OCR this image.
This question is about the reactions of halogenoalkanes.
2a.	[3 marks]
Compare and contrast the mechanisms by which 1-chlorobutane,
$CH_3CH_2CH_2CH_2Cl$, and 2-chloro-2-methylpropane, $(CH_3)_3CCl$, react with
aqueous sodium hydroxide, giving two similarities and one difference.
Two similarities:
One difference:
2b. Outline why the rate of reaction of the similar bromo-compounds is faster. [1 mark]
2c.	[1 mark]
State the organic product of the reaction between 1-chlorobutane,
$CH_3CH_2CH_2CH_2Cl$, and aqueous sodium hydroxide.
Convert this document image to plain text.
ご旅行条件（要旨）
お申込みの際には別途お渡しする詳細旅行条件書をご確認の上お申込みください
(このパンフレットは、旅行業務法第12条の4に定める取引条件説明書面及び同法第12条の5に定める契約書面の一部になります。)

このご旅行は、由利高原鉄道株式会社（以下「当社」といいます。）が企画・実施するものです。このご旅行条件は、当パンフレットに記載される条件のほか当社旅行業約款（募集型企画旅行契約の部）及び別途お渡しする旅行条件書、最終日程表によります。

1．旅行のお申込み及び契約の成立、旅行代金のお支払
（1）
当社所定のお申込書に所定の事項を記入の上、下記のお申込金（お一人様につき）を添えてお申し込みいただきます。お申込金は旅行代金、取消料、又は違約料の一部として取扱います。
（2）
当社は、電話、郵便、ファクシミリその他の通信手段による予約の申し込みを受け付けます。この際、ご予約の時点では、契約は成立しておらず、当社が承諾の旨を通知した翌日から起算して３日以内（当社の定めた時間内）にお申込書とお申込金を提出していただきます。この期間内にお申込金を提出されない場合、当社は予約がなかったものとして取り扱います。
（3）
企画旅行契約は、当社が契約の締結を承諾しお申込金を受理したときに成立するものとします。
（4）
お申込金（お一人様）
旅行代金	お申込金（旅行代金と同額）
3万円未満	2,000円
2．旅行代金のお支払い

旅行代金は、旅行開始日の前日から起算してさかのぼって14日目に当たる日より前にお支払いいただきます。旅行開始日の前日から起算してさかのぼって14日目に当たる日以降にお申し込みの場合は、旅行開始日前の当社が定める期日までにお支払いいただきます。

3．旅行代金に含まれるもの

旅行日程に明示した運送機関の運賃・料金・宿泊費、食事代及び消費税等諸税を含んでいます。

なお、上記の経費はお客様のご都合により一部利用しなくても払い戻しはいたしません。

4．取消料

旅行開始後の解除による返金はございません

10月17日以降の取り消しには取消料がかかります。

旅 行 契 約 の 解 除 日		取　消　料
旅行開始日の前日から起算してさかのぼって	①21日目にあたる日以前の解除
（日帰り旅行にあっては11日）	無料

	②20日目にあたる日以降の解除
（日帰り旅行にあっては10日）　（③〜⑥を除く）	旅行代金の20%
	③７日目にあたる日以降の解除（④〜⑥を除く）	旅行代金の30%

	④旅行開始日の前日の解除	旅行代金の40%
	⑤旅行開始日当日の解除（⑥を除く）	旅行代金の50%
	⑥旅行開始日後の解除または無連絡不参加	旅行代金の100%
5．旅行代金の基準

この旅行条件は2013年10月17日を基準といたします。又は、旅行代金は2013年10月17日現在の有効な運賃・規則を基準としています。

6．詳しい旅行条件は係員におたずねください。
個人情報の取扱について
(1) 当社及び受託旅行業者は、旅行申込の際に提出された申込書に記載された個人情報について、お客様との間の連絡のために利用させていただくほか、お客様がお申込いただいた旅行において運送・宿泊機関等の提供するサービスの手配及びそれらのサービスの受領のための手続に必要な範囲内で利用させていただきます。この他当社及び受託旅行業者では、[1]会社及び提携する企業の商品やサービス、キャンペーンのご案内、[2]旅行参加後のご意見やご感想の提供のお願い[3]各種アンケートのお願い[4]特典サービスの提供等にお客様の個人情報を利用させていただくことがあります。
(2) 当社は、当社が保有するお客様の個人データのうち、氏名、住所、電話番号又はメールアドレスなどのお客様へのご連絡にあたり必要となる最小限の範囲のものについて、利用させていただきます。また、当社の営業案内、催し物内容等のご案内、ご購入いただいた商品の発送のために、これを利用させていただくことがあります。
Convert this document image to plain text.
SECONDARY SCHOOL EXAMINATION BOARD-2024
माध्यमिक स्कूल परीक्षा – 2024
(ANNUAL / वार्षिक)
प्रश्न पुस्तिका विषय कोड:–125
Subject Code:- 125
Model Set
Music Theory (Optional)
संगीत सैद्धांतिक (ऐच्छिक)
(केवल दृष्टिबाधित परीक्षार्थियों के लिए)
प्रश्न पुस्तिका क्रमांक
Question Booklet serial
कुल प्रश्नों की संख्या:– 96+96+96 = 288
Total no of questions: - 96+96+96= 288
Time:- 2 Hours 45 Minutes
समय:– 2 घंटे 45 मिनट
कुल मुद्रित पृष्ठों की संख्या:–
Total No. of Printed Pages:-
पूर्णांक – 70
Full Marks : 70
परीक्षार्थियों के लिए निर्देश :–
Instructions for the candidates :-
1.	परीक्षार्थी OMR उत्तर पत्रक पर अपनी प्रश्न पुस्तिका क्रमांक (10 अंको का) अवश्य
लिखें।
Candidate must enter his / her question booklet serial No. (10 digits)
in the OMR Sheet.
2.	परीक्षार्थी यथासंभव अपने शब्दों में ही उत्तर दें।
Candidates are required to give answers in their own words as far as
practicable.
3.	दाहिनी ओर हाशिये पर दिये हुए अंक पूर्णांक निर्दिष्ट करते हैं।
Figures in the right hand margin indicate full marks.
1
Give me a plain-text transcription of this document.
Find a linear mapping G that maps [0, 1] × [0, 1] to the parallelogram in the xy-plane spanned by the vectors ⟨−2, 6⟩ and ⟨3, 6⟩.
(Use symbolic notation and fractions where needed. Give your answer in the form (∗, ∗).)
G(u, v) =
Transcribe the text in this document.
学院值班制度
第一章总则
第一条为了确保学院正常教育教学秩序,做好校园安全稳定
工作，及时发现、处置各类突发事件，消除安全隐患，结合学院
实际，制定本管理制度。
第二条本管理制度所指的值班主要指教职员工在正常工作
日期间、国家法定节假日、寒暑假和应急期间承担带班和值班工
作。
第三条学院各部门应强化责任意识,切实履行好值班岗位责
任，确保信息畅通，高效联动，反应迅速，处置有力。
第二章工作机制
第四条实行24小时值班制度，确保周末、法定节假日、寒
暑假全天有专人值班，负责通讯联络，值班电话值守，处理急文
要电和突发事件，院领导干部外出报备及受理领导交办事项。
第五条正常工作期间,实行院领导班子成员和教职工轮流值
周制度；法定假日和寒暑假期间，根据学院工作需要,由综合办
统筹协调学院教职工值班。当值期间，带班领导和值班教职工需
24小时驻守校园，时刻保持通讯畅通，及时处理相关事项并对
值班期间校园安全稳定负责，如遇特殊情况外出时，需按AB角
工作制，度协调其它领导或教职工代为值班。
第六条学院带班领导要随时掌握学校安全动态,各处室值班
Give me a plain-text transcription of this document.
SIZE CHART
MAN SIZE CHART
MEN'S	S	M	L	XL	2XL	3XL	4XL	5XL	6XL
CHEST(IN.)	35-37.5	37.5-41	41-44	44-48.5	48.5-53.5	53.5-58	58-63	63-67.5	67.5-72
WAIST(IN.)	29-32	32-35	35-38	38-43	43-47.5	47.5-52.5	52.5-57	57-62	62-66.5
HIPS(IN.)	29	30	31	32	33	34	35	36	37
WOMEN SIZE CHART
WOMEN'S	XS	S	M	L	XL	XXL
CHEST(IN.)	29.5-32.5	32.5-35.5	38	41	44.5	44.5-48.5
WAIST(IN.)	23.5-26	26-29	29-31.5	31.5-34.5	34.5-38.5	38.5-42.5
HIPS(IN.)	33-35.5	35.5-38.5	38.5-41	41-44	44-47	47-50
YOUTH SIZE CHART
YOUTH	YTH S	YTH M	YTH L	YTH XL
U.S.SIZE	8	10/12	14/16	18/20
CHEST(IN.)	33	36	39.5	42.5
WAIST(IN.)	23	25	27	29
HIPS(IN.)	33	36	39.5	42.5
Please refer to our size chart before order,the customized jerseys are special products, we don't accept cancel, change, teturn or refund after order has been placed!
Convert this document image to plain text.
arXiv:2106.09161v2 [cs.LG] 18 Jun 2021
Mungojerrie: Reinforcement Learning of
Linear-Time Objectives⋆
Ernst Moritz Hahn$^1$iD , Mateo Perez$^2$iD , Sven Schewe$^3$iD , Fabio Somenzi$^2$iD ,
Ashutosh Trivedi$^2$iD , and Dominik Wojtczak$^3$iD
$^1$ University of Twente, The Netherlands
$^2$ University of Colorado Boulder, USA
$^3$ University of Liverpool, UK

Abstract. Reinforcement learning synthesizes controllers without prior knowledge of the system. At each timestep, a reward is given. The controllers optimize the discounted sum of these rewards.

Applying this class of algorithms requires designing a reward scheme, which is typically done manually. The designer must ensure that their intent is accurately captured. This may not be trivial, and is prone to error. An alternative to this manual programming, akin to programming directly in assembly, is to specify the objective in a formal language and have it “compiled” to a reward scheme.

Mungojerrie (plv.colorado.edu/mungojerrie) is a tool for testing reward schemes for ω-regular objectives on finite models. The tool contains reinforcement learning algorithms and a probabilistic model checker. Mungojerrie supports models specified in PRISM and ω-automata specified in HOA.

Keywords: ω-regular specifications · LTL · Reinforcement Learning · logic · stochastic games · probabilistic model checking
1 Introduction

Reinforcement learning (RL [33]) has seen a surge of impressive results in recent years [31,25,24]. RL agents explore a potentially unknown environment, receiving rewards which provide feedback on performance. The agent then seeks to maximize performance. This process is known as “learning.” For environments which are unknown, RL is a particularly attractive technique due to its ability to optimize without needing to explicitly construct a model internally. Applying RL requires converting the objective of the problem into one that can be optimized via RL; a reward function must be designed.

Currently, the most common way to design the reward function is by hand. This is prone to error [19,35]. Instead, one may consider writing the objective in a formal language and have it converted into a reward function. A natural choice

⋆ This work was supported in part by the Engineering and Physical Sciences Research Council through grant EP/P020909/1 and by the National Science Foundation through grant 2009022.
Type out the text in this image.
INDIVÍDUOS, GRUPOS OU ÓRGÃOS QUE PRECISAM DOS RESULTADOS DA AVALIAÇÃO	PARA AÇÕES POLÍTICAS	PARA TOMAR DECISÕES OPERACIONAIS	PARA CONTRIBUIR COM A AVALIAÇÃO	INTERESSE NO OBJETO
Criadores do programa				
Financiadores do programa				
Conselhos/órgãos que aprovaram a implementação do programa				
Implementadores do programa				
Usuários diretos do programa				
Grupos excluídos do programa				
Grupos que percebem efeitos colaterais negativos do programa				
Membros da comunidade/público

========

Task objective: From the data above, copy each line where the string "sodium" appears.

Written response:
aqueous sodium hydroxide, giving two similarities and one difference.
$CH_3CH_2CH_2CH_2Cl$, and aqueous sodium hydroxide.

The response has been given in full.